The task:
Render the material again word for word, skipping the pictures in it.

*** Entries shown ***

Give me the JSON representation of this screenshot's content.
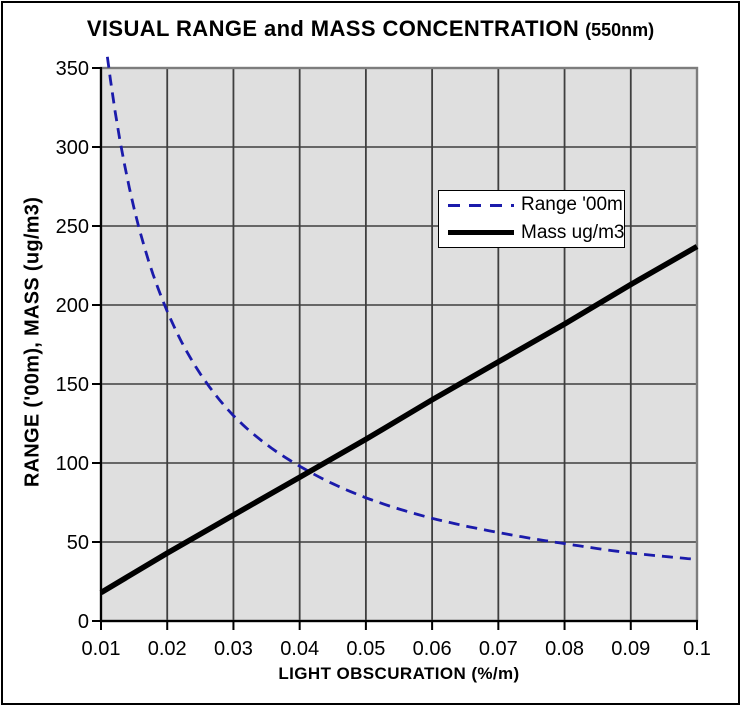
{
  "chart_data": {
    "type": "line",
    "title": "VISUAL RANGE and MASS CONCENTRATION",
    "title_suffix": "(550nm)",
    "xlabel": "LIGHT OBSCURATION (%/m)",
    "ylabel": "RANGE ('00m), MASS (ug/m3)",
    "xlim": [
      0.01,
      0.1
    ],
    "ylim": [
      0,
      350
    ],
    "grid": true,
    "legend_position": "inside-upper-right",
    "plot_bg": "#dfdfdf",
    "grid_color": "#3f3f3f",
    "frame_color": "#7d7d7d",
    "axis_color": "#000000",
    "x_ticks": [
      "0.01",
      "0.02",
      "0.03",
      "0.04",
      "0.05",
      "0.06",
      "0.07",
      "0.08",
      "0.09",
      "0.1"
    ],
    "y_ticks": [
      0,
      50,
      100,
      150,
      200,
      250,
      300,
      350
    ],
    "x": [
      0.01,
      0.02,
      0.03,
      0.04,
      0.05,
      0.06,
      0.07,
      0.08,
      0.09,
      0.1
    ],
    "series": [
      {
        "name": "Range '00m",
        "values": [
          391,
          196,
          130,
          98,
          78,
          65,
          56,
          49,
          43,
          39
        ],
        "color": "#1b1bab",
        "line_style": "dashed",
        "interpolation": "hyperbolic"
      },
      {
        "name": "Mass ug/m3",
        "values": [
          18,
          43,
          67,
          91,
          115,
          140,
          164,
          188,
          213,
          237
        ],
        "color": "#000000",
        "line_style": "solid",
        "interpolation": "linear"
      }
    ]
  }
}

***

The answer:
Give me the JSON representation of this screenshot's content.
{
  "chart_data": {
    "type": "line",
    "title": "VISUAL RANGE and MASS CONCENTRATION",
    "title_suffix": "(550nm)",
    "xlabel": "LIGHT OBSCURATION (%/m)",
    "ylabel": "RANGE ('00m), MASS (ug/m3)",
    "xlim": [
      0.01,
      0.1
    ],
    "ylim": [
      0,
      350
    ],
    "grid": true,
    "legend_position": "inside-upper-right",
    "plot_bg": "#dfdfdf",
    "grid_color": "#3f3f3f",
    "frame_color": "#7d7d7d",
    "axis_color": "#000000",
    "x_ticks": [
      "0.01",
      "0.02",
      "0.03",
      "0.04",
      "0.05",
      "0.06",
      "0.07",
      "0.08",
      "0.09",
      "0.1"
    ],
    "y_ticks": [
      0,
      50,
      100,
      150,
      200,
      250,
      300,
      350
    ],
    "x": [
      0.01,
      0.02,
      0.03,
      0.04,
      0.05,
      0.06,
      0.07,
      0.08,
      0.09,
      0.1
    ],
    "series": [
      {
        "name": "Range '00m",
        "values": [
          391,
          196,
          130,
          98,
          78,
          65,
          56,
          49,
          43,
          39
        ],
        "color": "#1b1bab",
        "line_style": "dashed",
        "interpolation": "hyperbolic"
      },
      {
        "name": "Mass ug/m3",
        "values": [
          18,
          43,
          67,
          91,
          115,
          140,
          164,
          188,
          213,
          237
        ],
        "color": "#000000",
        "line_style": "solid",
        "interpolation": "linear"
      }
    ]
  }
}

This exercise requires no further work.